◆ Given data:
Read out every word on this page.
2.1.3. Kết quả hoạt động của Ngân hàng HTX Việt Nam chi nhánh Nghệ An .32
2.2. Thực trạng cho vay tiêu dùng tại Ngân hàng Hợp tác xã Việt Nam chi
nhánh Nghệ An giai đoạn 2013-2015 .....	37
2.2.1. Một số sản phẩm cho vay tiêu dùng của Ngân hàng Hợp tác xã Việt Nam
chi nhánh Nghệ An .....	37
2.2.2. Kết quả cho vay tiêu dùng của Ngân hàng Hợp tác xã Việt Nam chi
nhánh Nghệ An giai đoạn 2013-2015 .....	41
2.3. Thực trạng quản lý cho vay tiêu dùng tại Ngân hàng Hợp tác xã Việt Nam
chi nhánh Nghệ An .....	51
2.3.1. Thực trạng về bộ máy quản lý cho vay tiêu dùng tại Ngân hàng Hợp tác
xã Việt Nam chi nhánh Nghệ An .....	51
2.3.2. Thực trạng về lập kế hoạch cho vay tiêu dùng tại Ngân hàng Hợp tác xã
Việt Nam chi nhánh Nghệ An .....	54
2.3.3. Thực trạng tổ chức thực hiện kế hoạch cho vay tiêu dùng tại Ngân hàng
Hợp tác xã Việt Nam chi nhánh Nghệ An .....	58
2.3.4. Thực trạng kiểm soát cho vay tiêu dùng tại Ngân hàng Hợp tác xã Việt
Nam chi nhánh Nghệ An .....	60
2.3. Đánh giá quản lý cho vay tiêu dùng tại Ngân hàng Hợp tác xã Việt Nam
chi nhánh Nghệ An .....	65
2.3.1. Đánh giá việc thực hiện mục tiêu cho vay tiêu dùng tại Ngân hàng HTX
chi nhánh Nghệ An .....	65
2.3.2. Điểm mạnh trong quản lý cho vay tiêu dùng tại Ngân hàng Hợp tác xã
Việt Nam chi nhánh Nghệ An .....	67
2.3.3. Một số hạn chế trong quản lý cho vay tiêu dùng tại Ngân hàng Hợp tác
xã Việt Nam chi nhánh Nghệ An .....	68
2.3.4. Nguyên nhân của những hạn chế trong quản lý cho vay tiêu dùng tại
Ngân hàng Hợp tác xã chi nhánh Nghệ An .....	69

◆ Exercise directions: Which lines in the records above contain the string "Đánh"? Copy each one.

◆ Reply:
2.3. Đánh giá quản lý cho vay tiêu dùng tại Ngân hàng Hợp tác xã Việt Nam
2.3.1. Đánh giá việc thực hiện mục tiêu cho vay tiêu dùng tại Ngân hàng HTX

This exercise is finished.